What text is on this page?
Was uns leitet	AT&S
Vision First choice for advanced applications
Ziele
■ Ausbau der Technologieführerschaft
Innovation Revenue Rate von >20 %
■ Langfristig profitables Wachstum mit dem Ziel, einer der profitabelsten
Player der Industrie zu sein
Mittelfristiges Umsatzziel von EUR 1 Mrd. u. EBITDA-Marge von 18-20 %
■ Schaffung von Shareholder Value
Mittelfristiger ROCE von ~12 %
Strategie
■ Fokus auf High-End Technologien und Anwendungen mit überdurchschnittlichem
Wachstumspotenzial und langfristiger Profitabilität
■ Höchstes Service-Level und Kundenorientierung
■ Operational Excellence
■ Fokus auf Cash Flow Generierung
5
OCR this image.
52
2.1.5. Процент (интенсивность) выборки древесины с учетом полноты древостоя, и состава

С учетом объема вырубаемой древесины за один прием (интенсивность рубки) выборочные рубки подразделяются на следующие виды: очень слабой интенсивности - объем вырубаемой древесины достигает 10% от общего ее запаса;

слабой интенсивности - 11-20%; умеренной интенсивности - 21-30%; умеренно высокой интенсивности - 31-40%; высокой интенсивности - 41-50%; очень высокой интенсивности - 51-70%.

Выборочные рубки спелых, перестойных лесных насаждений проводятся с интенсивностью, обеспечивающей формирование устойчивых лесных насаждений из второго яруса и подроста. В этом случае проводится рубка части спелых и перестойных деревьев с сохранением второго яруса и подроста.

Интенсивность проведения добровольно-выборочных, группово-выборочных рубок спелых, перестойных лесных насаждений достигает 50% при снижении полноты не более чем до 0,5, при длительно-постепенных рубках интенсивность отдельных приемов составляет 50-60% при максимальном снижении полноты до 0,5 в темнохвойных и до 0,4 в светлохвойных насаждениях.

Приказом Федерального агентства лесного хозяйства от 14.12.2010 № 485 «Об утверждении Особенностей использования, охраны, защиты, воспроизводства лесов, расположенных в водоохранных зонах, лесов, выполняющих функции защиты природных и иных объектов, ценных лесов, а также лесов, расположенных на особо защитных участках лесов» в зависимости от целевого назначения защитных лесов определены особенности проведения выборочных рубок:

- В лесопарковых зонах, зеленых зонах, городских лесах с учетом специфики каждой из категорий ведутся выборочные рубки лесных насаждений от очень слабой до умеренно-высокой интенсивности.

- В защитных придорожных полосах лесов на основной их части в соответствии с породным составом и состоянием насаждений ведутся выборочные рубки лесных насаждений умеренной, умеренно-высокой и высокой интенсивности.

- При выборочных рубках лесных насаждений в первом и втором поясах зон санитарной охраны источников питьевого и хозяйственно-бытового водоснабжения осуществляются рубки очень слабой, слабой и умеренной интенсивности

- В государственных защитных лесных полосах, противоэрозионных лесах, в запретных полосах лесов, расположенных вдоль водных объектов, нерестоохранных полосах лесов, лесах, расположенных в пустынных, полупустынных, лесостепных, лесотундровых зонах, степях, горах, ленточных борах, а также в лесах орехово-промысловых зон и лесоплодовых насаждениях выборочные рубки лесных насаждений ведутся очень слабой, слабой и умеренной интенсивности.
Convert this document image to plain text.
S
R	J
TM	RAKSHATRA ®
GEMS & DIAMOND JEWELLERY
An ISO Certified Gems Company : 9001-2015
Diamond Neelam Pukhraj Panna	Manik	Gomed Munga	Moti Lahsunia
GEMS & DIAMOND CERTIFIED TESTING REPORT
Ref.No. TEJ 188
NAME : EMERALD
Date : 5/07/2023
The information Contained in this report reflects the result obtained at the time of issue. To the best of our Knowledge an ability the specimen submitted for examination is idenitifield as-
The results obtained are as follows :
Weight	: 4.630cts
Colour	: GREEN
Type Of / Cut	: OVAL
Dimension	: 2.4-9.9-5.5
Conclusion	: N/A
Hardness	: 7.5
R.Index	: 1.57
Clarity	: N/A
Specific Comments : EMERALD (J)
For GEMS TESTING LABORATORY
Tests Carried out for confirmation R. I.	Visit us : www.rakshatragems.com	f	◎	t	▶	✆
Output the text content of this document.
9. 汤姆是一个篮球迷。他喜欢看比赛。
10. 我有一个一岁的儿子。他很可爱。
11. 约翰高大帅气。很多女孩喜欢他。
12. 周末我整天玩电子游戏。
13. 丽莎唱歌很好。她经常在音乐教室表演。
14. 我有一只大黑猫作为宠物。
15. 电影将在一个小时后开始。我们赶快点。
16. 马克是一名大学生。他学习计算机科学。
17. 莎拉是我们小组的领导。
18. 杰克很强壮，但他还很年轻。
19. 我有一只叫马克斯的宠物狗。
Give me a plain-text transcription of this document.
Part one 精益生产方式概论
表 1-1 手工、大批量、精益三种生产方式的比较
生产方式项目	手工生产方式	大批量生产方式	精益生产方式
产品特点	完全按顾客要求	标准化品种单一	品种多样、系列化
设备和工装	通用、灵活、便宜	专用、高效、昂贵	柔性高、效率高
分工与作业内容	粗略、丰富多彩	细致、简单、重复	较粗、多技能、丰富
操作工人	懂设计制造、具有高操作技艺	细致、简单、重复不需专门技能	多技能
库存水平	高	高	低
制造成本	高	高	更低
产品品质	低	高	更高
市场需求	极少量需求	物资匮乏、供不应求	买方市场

****************

Repeat exactly, and only, the lines from the line with "Convert this document image to plain text." through the end of the listing above, both ends included.

Convert this document image to plain text.
S
R	J
TM	RAKSHATRA ®
GEMS & DIAMOND JEWELLERY
An ISO Certified Gems Company : 9001-2015
Diamond Neelam Pukhraj Panna	Manik	Gomed Munga	Moti Lahsunia
GEMS & DIAMOND CERTIFIED TESTING REPORT
Ref.No. TEJ 188
NAME : EMERALD
Date : 5/07/2023
The information Contained in this report reflects the result obtained at the time of issue. To the best of our Knowledge an ability the specimen submitted for examination is idenitifield as-
The results obtained are as follows :
Weight	: 4.630cts
Colour	: GREEN
Type Of / Cut	: OVAL
Dimension	: 2.4-9.9-5.5
Conclusion	: N/A
Hardness	: 7.5
R.Index	: 1.57
Clarity	: N/A
Specific Comments : EMERALD (J)
For GEMS TESTING LABORATORY
Tests Carried out for confirmation R. I.	Visit us : www.rakshatragems.com	f	◎	t	▶	✆
Output the text content of this document.
9. 汤姆是一个篮球迷。他喜欢看比赛。
10. 我有一个一岁的儿子。他很可爱。
11. 约翰高大帅气。很多女孩喜欢他。
12. 周末我整天玩电子游戏。
13. 丽莎唱歌很好。她经常在音乐教室表演。
14. 我有一只大黑猫作为宠物。
15. 电影将在一个小时后开始。我们赶快点。
16. 马克是一名大学生。他学习计算机科学。
17. 莎拉是我们小组的领导。
18. 杰克很强壮，但他还很年轻。
19. 我有一只叫马克斯的宠物狗。
Give me a plain-text transcription of this document.
Part one 精益生产方式概论
表 1-1 手工、大批量、精益三种生产方式的比较
生产方式项目	手工生产方式	大批量生产方式	精益生产方式
产品特点	完全按顾客要求	标准化品种单一	品种多样、系列化
设备和工装	通用、灵活、便宜	专用、高效、昂贵	柔性高、效率高
分工与作业内容	粗略、丰富多彩	细致、简单、重复	较粗、多技能、丰富
操作工人	懂设计制造、具有高操作技艺	细致、简单、重复不需专门技能	多技能
库存水平	高	高	低
制造成本	高	高	更低
产品品质	低	高	更高
市场需求	极少量需求	物资匮乏、供不应求	买方市场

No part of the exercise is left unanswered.